>>
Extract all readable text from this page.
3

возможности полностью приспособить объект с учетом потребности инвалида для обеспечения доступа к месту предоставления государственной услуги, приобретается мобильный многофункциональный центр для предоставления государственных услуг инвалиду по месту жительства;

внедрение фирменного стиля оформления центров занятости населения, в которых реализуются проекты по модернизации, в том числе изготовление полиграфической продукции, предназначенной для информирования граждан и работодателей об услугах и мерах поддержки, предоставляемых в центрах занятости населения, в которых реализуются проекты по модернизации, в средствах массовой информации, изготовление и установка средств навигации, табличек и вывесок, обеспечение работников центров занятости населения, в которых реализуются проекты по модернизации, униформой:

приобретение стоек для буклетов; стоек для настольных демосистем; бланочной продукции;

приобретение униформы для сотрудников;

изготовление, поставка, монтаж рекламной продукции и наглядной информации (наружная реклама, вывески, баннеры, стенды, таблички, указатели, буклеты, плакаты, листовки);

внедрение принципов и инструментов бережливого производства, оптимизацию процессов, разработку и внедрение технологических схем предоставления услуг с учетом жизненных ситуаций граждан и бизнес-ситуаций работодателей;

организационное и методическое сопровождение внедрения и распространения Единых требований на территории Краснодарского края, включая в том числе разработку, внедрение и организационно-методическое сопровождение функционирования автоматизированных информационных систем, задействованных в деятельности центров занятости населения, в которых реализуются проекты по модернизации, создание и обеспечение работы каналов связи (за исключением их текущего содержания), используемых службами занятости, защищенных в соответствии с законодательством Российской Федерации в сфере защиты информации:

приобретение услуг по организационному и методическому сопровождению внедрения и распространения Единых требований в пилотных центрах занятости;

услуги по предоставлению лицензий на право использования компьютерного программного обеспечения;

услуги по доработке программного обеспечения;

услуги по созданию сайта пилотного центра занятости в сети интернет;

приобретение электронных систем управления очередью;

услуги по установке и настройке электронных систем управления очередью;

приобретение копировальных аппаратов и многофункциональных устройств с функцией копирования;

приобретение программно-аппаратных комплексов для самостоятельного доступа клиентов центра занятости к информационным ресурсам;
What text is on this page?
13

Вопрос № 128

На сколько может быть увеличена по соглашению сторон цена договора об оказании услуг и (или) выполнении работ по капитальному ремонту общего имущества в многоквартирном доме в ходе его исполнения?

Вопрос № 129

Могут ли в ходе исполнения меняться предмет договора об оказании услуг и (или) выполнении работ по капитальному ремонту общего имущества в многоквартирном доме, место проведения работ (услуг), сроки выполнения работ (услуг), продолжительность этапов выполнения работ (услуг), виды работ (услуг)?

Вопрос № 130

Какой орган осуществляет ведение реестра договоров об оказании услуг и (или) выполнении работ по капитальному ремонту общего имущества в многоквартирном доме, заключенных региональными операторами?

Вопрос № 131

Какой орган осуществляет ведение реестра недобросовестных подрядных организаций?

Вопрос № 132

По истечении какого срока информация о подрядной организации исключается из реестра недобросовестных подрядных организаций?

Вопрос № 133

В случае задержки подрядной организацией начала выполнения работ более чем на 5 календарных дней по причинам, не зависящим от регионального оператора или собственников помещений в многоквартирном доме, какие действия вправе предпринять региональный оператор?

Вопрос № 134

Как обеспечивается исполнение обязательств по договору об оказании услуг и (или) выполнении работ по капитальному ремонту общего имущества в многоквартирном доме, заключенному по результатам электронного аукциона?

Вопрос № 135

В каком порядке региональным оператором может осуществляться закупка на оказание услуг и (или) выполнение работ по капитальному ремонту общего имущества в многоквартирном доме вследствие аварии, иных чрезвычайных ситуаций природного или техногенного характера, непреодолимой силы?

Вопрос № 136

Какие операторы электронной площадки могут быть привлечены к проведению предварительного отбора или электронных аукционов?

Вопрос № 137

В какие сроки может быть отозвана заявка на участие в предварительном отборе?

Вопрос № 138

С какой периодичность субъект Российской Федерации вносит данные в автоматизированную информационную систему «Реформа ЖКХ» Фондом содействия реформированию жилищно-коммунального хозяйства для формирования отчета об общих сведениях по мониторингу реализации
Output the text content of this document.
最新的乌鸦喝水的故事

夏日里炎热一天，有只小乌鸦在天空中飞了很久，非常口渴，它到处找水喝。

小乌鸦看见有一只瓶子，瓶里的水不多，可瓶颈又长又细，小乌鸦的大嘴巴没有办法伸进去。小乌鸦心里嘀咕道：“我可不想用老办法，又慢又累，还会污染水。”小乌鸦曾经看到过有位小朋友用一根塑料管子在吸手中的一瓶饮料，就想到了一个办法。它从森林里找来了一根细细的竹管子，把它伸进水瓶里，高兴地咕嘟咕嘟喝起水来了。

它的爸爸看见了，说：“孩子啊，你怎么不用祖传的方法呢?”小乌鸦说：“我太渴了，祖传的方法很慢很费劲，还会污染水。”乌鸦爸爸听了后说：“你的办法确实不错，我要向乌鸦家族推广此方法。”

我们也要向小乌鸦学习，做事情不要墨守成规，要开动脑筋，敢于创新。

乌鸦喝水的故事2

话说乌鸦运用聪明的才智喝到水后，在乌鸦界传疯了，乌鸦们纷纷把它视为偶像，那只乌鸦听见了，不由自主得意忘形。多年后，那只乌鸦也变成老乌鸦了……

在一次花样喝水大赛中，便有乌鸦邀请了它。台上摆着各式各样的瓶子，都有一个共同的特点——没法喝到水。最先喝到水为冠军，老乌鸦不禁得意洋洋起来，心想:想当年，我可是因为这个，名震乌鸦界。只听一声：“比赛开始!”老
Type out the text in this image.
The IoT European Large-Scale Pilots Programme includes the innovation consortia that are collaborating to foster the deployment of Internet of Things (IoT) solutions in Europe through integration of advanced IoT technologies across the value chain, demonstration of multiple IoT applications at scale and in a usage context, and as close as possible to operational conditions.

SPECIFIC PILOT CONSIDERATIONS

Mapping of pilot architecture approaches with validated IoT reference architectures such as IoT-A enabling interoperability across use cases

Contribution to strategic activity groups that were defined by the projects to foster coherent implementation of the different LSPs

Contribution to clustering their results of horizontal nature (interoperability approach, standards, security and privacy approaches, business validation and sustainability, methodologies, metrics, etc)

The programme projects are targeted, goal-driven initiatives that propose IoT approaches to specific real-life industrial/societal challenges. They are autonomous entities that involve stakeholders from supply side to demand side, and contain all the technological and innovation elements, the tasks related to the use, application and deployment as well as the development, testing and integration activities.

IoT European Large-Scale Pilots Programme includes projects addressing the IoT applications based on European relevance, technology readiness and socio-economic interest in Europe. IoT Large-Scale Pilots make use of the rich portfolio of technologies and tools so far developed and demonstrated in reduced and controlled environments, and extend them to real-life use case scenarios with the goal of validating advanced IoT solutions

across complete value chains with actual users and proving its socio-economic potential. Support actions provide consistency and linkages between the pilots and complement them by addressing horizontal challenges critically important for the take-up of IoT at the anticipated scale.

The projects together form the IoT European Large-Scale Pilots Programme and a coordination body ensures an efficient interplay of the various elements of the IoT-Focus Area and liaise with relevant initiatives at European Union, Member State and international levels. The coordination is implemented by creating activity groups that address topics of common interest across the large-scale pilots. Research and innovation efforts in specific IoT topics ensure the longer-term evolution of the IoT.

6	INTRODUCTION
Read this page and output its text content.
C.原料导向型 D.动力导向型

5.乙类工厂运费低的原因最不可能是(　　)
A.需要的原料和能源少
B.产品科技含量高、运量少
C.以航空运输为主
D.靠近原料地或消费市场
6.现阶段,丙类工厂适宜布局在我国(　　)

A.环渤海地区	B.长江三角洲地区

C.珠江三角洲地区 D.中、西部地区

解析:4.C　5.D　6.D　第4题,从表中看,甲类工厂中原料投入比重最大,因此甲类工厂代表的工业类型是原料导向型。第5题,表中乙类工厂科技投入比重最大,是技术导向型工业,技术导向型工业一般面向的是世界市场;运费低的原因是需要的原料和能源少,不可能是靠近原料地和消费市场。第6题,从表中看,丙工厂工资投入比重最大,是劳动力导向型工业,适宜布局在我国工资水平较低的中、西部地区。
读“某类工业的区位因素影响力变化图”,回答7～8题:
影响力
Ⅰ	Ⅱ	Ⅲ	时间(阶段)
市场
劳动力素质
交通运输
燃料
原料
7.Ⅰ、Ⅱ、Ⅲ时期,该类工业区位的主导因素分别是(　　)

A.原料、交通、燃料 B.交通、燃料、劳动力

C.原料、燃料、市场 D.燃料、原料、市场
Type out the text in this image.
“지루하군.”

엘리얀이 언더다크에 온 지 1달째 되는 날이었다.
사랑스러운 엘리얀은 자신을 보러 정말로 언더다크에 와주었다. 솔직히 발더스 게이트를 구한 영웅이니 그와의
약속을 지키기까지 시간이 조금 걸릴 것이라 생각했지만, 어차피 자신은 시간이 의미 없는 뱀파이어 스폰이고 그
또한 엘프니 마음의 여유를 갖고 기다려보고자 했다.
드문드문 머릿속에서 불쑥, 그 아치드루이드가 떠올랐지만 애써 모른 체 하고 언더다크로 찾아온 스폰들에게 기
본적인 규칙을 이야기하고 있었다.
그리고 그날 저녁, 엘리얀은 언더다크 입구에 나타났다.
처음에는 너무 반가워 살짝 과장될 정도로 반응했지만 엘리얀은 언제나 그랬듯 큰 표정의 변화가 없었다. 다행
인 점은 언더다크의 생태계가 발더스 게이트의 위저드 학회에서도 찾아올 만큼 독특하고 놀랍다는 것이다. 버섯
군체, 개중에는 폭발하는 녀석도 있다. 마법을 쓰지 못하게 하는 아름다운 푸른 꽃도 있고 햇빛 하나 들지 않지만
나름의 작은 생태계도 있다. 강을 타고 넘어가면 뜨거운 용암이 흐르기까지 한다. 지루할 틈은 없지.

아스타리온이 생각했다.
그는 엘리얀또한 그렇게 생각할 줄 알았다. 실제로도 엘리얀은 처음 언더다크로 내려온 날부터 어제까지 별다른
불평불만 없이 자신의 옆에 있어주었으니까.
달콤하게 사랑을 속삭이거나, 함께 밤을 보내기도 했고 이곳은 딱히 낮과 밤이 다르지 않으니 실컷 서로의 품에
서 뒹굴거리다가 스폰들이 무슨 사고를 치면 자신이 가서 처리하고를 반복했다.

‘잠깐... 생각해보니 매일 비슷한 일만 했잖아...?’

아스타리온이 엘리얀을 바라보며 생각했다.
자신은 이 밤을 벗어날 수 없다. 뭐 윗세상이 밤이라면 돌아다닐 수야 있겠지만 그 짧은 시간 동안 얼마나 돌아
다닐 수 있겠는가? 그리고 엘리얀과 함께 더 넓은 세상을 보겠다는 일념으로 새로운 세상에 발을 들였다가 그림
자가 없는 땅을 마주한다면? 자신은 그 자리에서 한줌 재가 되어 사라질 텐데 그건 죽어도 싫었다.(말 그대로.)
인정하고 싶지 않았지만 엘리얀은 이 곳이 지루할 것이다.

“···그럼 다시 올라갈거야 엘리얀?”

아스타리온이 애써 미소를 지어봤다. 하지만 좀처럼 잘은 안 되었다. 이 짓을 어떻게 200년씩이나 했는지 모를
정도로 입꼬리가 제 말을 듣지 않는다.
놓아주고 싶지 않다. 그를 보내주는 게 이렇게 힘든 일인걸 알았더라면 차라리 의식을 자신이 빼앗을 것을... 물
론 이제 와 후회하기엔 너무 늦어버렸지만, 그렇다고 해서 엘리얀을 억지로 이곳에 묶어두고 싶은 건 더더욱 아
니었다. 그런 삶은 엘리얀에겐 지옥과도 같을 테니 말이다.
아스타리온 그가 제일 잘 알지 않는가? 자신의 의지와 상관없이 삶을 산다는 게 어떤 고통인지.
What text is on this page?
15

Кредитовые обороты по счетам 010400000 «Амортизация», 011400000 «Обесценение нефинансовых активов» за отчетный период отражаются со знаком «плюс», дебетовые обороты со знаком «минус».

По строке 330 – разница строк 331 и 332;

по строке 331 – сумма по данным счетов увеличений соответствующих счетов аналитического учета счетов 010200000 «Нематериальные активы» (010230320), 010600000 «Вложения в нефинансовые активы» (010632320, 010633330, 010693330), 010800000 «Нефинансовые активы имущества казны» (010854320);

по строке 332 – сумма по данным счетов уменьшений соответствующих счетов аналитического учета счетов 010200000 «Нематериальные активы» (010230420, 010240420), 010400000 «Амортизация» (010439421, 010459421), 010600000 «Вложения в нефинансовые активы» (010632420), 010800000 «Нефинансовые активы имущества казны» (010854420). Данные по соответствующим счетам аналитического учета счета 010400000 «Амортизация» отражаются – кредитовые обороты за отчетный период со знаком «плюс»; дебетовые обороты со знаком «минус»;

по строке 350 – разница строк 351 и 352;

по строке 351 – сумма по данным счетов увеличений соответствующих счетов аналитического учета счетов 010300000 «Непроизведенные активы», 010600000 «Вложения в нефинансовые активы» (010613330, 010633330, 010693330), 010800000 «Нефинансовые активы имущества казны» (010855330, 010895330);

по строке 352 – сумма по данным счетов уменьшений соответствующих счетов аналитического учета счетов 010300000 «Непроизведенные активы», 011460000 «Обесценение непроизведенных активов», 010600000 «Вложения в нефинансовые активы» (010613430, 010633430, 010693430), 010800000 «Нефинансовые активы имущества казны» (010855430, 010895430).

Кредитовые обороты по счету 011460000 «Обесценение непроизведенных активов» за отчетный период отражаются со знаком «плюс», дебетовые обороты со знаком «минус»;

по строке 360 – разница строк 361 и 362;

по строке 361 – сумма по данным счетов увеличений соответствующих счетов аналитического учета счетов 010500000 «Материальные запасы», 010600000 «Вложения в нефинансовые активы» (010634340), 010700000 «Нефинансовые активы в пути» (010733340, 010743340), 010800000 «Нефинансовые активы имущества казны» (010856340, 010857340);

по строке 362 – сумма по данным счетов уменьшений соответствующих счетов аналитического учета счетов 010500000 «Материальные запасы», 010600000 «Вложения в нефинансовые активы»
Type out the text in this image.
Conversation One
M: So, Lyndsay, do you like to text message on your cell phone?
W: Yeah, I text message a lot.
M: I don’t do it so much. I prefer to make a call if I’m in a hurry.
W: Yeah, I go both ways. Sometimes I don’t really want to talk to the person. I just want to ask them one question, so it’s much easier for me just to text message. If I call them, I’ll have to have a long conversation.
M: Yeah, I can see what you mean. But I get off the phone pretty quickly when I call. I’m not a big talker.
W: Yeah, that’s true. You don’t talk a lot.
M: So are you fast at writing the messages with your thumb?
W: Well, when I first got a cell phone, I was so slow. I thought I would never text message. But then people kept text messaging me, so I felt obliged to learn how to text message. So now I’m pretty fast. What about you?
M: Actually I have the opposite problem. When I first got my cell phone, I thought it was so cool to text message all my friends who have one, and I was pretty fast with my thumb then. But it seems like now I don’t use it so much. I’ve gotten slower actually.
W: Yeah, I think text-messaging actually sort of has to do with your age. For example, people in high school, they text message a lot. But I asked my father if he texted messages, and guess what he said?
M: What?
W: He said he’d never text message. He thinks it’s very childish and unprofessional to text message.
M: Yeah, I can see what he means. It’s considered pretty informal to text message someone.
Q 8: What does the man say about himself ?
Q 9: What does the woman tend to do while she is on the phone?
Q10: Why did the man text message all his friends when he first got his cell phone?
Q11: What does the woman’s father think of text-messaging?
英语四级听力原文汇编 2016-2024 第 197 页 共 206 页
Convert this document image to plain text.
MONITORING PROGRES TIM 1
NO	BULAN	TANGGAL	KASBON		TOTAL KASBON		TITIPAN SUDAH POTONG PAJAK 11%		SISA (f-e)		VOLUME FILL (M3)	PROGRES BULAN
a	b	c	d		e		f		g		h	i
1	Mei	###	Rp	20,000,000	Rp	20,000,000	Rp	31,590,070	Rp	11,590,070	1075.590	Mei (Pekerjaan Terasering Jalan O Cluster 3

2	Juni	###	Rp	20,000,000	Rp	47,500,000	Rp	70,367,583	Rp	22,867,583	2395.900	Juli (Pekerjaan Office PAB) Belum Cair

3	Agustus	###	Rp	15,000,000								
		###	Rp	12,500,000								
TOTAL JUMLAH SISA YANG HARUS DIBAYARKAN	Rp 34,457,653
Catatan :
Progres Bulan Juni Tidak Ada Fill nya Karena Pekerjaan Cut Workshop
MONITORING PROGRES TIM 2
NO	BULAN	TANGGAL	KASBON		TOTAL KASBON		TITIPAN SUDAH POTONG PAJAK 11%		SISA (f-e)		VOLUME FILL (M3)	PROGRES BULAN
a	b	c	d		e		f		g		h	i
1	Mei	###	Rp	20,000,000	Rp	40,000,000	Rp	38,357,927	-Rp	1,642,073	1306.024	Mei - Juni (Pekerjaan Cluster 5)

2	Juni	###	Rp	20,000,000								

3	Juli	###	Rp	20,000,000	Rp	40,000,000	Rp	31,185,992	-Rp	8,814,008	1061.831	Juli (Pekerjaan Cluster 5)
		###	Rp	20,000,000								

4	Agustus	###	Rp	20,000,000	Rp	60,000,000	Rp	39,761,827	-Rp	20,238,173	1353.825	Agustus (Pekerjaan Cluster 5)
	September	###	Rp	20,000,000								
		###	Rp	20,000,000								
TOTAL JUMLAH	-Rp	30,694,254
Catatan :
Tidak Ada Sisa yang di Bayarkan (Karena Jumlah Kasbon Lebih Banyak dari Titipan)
<<
Using the listing above, return all lines where the word "page" occurs.

Extract all readable text from this page.
What text is on this page?
Read this page and output its text content.
What text is on this page?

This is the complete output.